-- Start --

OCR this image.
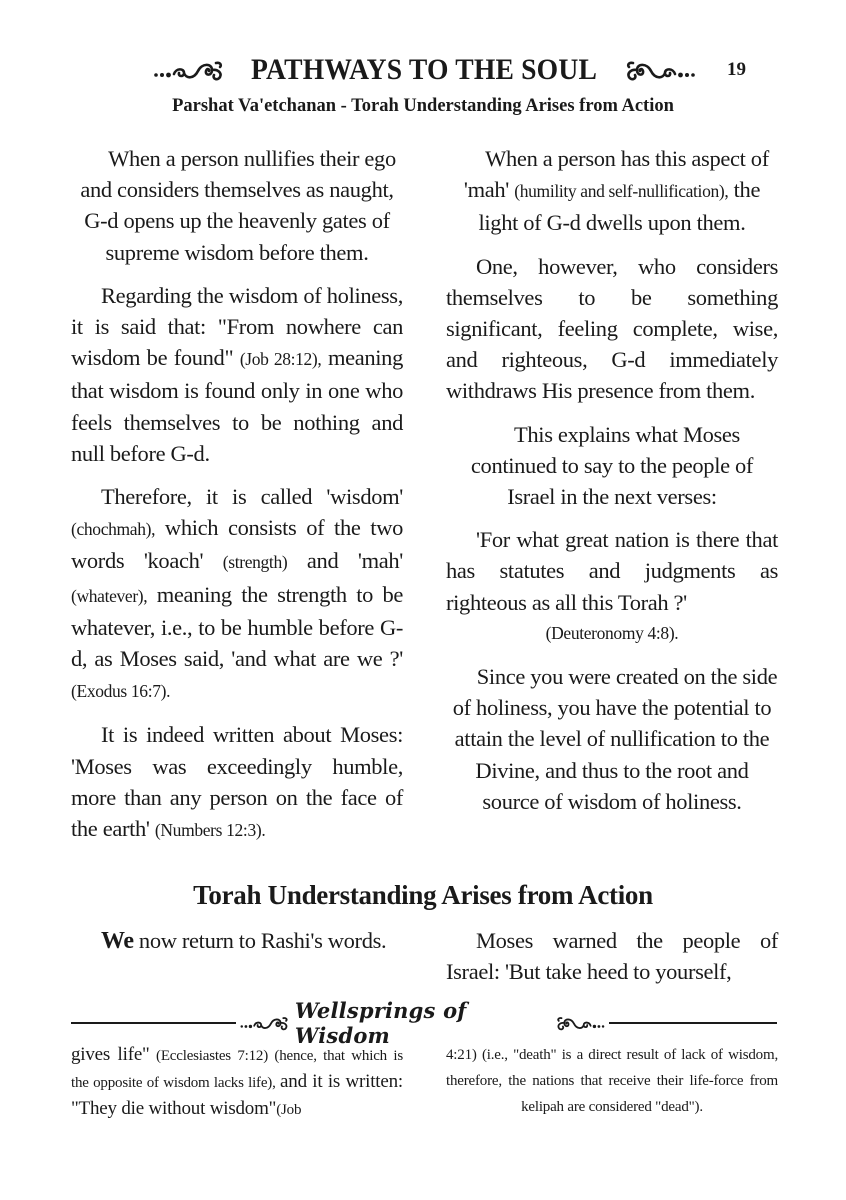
PATHWAYS TO THE SOUL	19
Parshat Va'etchanan - Torah Understanding Arises from Action

When a person nullifies their ego and considers themselves as naught, G-d opens up the heavenly gates of supreme wisdom before them.

Regarding the wisdom of holiness, it is said that: "From nowhere can wisdom be found" (Job 28:12), meaning that wisdom is found only in one who feels themselves to be nothing and null before G-d.

Therefore, it is called 'wisdom' (chochmah), which consists of the two words 'koach' (strength) and 'mah' (whatever), meaning the strength to be whatever, i.e., to be humble before G-d, as Moses said, 'and what are we ?' (Exodus 16:7).

It is indeed written about Moses: 'Moses was exceedingly humble, more than any person on the face of the earth' (Numbers 12:3).

When a person has this aspect of 'mah' (humility and self-nullification), the light of G-d dwells upon them.

One, however, who considers themselves to be something significant, feeling complete, wise, and righteous, G-d immediately withdraws His presence from them.

This explains what Moses continued to say to the people of Israel in the next verses:

'For what great nation is there that has statutes and judgments as righteous as all this Torah ?'
(Deuteronomy 4:8).

Since you were created on the side of holiness, you have the potential to attain the level of nullification to the Divine, and thus to the root and source of wisdom of holiness.

Torah Understanding Arises from Action

We now return to Rashi's words.	Moses warned the people of Israel: 'But take heed to yourself,

Wellsprings of Wisdom

gives life" (Ecclesiastes 7:12) (hence, that which is the opposite of wisdom lacks life), and it is written: "They die without wisdom"(Job

4:21) (i.e., "death" is a direct result of lack of wisdom, therefore, the nations that receive their life-force from kelipah are considered "dead").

-- End --

THE REQUEST
Reproduce all the records verbatim, excluding images.

EXPECTED ANSWER
OCR this image.
PATHWAYS TO THE SOUL	19
Parshat Va'etchanan - Torah Understanding Arises from Action

When a person nullifies their ego and considers themselves as naught, G-d opens up the heavenly gates of supreme wisdom before them.

Regarding the wisdom of holiness, it is said that: "From nowhere can wisdom be found" (Job 28:12), meaning that wisdom is found only in one who feels themselves to be nothing and null before G-d.

Therefore, it is called 'wisdom' (chochmah), which consists of the two words 'koach' (strength) and 'mah' (whatever), meaning the strength to be whatever, i.e., to be humble before G-d, as Moses said, 'and what are we ?' (Exodus 16:7).

It is indeed written about Moses: 'Moses was exceedingly humble, more than any person on the face of the earth' (Numbers 12:3).

When a person has this aspect of 'mah' (humility and self-nullification), the light of G-d dwells upon them.

One, however, who considers themselves to be something significant, feeling complete, wise, and righteous, G-d immediately withdraws His presence from them.

This explains what Moses continued to say to the people of Israel in the next verses:

'For what great nation is there that has statutes and judgments as righteous as all this Torah ?'
(Deuteronomy 4:8).

Since you were created on the side of holiness, you have the potential to attain the level of nullification to the Divine, and thus to the root and source of wisdom of holiness.

Torah Understanding Arises from Action

We now return to Rashi's words.	Moses warned the people of Israel: 'But take heed to yourself,

Wellsprings of Wisdom

gives life" (Ecclesiastes 7:12) (hence, that which is the opposite of wisdom lacks life), and it is written: "They die without wisdom"(Job

4:21) (i.e., "death" is a direct result of lack of wisdom, therefore, the nations that receive their life-force from kelipah are considered "dead").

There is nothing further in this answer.